## Set problem
Report each line of the data that has "What" somewhere in it.

## Material for the task
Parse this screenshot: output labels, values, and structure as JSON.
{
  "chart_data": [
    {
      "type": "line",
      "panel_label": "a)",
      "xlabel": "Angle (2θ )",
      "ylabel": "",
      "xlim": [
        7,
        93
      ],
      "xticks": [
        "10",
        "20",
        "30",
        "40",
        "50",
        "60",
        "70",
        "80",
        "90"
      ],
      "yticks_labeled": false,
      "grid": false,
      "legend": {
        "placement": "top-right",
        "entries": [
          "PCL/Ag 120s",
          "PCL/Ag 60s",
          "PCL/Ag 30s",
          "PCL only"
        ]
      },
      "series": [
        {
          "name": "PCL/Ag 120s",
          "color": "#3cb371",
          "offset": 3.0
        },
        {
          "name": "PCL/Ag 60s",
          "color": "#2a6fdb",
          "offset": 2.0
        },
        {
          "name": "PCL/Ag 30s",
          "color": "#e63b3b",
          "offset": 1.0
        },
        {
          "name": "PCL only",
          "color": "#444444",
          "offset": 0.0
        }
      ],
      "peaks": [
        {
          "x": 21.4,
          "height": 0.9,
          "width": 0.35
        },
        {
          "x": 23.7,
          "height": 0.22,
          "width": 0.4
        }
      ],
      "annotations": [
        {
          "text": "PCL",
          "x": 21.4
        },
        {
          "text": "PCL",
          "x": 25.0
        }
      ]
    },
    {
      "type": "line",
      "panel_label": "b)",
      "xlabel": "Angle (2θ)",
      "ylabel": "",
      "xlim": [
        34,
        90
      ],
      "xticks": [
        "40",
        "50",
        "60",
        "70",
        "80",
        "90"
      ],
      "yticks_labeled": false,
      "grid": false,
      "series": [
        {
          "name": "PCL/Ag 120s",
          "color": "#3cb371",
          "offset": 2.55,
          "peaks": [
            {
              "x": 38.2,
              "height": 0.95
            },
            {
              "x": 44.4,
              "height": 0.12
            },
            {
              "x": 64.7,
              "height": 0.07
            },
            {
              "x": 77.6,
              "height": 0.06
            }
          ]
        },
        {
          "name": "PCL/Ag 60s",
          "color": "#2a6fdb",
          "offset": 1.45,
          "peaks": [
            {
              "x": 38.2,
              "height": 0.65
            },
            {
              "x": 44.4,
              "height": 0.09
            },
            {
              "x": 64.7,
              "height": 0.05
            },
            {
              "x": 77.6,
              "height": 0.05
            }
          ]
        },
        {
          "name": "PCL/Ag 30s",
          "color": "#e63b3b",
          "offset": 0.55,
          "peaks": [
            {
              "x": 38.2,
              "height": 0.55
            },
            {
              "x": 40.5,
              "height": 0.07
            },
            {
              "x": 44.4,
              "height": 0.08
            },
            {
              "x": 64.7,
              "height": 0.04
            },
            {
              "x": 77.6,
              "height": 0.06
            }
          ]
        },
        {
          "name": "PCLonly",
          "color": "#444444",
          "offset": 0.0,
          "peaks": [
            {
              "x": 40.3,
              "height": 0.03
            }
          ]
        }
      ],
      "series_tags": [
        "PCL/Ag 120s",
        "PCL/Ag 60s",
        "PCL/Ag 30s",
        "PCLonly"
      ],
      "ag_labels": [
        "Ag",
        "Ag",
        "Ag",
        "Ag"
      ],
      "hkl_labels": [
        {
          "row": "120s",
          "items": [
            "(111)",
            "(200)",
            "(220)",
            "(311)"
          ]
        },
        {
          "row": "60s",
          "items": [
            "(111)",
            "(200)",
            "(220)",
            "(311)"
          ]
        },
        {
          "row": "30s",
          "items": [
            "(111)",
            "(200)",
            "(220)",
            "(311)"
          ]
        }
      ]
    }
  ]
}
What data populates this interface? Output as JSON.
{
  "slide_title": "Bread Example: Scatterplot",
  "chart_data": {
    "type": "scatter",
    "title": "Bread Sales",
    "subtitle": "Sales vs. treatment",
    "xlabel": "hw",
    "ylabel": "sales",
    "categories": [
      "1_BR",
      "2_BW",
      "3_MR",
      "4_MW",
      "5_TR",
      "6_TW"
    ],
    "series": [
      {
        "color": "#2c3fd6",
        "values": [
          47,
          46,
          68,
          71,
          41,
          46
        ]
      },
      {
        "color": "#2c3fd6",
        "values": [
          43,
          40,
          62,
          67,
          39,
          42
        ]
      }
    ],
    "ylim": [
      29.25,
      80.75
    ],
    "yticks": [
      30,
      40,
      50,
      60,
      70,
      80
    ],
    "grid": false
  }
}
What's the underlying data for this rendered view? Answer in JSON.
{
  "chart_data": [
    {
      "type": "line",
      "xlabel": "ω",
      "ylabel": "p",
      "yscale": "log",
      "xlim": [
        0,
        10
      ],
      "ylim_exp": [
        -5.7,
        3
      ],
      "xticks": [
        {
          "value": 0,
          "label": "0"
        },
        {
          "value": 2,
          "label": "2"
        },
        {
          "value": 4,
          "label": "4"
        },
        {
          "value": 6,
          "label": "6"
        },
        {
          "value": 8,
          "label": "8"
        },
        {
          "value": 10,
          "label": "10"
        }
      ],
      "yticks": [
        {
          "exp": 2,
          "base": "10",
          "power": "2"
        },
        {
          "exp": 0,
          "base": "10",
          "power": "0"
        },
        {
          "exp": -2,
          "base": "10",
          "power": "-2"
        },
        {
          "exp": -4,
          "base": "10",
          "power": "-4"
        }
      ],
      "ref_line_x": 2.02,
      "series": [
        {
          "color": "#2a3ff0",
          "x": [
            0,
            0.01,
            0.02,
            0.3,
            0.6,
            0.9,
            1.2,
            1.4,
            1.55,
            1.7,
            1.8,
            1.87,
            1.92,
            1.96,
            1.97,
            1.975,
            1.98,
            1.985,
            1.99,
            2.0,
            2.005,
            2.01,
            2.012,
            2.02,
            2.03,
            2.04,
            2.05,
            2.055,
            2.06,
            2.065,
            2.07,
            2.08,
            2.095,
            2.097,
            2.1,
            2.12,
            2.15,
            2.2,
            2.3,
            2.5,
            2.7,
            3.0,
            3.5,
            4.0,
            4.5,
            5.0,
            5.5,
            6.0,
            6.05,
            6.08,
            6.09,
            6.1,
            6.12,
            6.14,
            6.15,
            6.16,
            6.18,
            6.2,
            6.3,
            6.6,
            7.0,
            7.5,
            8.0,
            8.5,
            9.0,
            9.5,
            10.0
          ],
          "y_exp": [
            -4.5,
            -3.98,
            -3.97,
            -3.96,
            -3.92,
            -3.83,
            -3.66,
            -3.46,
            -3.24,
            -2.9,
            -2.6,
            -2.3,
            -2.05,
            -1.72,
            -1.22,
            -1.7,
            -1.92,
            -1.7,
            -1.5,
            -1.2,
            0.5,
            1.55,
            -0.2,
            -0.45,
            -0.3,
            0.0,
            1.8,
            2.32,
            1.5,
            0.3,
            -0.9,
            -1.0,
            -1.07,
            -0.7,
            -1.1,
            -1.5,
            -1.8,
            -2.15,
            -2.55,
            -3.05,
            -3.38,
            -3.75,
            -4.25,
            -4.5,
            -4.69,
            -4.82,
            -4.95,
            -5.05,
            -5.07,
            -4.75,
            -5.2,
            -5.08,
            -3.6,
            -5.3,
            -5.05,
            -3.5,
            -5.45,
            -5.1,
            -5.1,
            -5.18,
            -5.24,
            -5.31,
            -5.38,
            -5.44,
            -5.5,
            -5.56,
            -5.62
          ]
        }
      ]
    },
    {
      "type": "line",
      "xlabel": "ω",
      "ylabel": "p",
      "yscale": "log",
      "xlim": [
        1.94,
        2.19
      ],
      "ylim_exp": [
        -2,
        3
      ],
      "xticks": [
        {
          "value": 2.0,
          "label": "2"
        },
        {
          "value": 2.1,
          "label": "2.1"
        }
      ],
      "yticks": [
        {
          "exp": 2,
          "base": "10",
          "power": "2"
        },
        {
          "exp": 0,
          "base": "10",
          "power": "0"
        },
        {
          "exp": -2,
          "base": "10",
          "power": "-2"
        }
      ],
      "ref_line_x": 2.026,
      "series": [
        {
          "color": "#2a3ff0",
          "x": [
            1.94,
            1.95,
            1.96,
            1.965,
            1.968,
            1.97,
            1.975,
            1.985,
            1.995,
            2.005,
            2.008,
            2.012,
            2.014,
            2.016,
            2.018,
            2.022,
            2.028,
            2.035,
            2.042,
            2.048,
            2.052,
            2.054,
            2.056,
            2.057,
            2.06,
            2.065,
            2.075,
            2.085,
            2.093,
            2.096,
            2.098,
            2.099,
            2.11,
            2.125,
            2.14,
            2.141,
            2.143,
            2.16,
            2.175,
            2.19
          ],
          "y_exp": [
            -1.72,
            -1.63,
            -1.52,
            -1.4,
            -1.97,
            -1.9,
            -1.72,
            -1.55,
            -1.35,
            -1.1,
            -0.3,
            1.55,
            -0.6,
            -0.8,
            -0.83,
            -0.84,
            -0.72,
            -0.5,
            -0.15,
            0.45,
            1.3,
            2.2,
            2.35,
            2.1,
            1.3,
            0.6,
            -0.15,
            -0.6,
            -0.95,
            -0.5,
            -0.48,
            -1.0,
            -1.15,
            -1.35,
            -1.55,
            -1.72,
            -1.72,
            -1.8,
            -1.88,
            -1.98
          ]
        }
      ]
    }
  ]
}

## Response to the task
What data populates this interface? Output as JSON.
What's the underlying data for this rendered view? Answer in JSON.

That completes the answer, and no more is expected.